Work to be completed: Restate the whole listing word for word. Pictures are left out.

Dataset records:
++++++++++++++++++++

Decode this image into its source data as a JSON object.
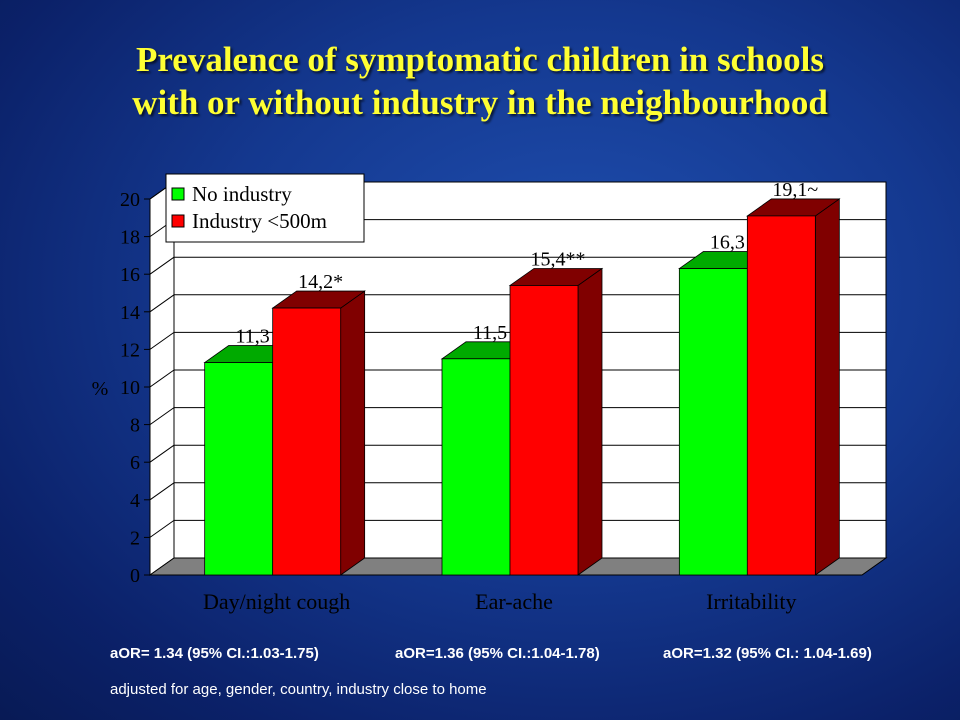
{
  "title_lines": [
    "Prevalence of symptomatic children in schools",
    "with or without industry in the neighbourhood"
  ],
  "chart_data": {
    "type": "bar",
    "categories": [
      "Day/night cough",
      "Ear-ache",
      "Irritability"
    ],
    "series": [
      {
        "name": "No industry",
        "values": [
          11.3,
          11.5,
          16.3
        ],
        "labels": [
          "11,3",
          "11,5",
          "16,3"
        ],
        "color": "#00ff00",
        "side_color": "#00aa00"
      },
      {
        "name": "Industry <500m",
        "values": [
          14.2,
          15.4,
          19.1
        ],
        "labels": [
          "14,2*",
          "15,4**",
          "19,1~"
        ],
        "color": "#ff0000",
        "side_color": "#800000"
      }
    ],
    "ylabel": "%",
    "ylim": [
      0,
      20
    ],
    "yticks": [
      0,
      2,
      4,
      6,
      8,
      10,
      12,
      14,
      16,
      18,
      20
    ],
    "grid": true,
    "legend_position": "top-left",
    "colors": {
      "plot_bg": "#ffffff",
      "floor": "#808080",
      "grid": "#000000"
    }
  },
  "notes": {
    "aor": [
      "aOR= 1.34 (95% CI.:1.03-1.75)",
      "aOR=1.36 (95% CI.:1.04-1.78)",
      "aOR=1.32 (95% CI.: 1.04-1.69)"
    ],
    "adjusted": "adjusted for age, gender, country, industry close to home"
  }
}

++++++++++++++++++++

The reply:
Decode this image into its source data as a JSON object.
{
  "title_lines": [
    "Prevalence of symptomatic children in schools",
    "with or without industry in the neighbourhood"
  ],
  "chart_data": {
    "type": "bar",
    "categories": [
      "Day/night cough",
      "Ear-ache",
      "Irritability"
    ],
    "series": [
      {
        "name": "No industry",
        "values": [
          11.3,
          11.5,
          16.3
        ],
        "labels": [
          "11,3",
          "11,5",
          "16,3"
        ],
        "color": "#00ff00",
        "side_color": "#00aa00"
      },
      {
        "name": "Industry <500m",
        "values": [
          14.2,
          15.4,
          19.1
        ],
        "labels": [
          "14,2*",
          "15,4**",
          "19,1~"
        ],
        "color": "#ff0000",
        "side_color": "#800000"
      }
    ],
    "ylabel": "%",
    "ylim": [
      0,
      20
    ],
    "yticks": [
      0,
      2,
      4,
      6,
      8,
      10,
      12,
      14,
      16,
      18,
      20
    ],
    "grid": true,
    "legend_position": "top-left",
    "colors": {
      "plot_bg": "#ffffff",
      "floor": "#808080",
      "grid": "#000000"
    }
  },
  "notes": {
    "aor": [
      "aOR= 1.34 (95% CI.:1.03-1.75)",
      "aOR=1.36 (95% CI.:1.04-1.78)",
      "aOR=1.32 (95% CI.: 1.04-1.69)"
    ],
    "adjusted": "adjusted for age, gender, country, industry close to home"
  }
}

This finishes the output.